(What to produce):
Return all lines from the listing below in which the string "目标对象" occurs.

* BEGIN *

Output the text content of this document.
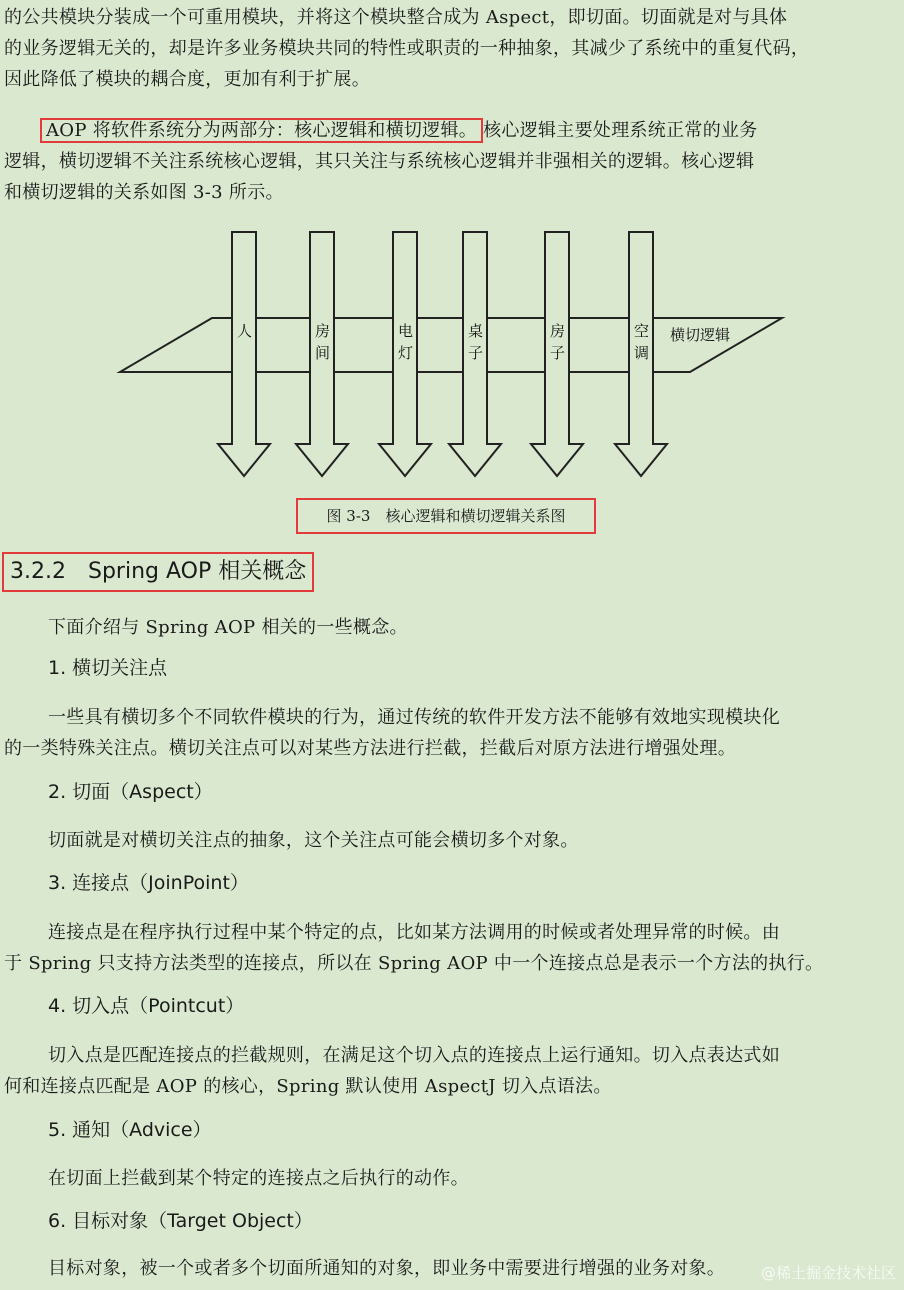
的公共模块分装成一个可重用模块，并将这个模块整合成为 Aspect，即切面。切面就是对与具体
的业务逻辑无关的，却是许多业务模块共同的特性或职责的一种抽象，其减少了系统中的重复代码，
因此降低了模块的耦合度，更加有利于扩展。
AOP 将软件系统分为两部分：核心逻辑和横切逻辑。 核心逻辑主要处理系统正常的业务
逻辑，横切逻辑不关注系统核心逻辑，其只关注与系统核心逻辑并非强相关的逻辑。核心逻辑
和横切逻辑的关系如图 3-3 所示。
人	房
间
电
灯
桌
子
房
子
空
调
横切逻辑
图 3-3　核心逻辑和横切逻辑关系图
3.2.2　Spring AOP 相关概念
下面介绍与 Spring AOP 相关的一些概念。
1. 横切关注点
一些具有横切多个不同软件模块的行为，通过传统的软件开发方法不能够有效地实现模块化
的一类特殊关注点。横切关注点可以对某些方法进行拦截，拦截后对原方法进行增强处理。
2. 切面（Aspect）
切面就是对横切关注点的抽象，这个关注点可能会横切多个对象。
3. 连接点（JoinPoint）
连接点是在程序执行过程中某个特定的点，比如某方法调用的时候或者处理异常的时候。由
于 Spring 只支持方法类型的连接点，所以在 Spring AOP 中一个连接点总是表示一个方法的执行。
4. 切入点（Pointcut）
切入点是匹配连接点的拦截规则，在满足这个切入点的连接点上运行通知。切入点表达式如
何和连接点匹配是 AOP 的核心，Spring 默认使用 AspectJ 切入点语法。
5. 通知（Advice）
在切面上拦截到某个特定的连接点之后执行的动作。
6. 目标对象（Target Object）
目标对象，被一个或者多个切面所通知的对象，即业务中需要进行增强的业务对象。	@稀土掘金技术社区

* END *

(Correct response):
6. 目标对象（Target Object）
目标对象，被一个或者多个切面所通知的对象，即业务中需要进行增强的业务对象。	@稀土掘金技术社区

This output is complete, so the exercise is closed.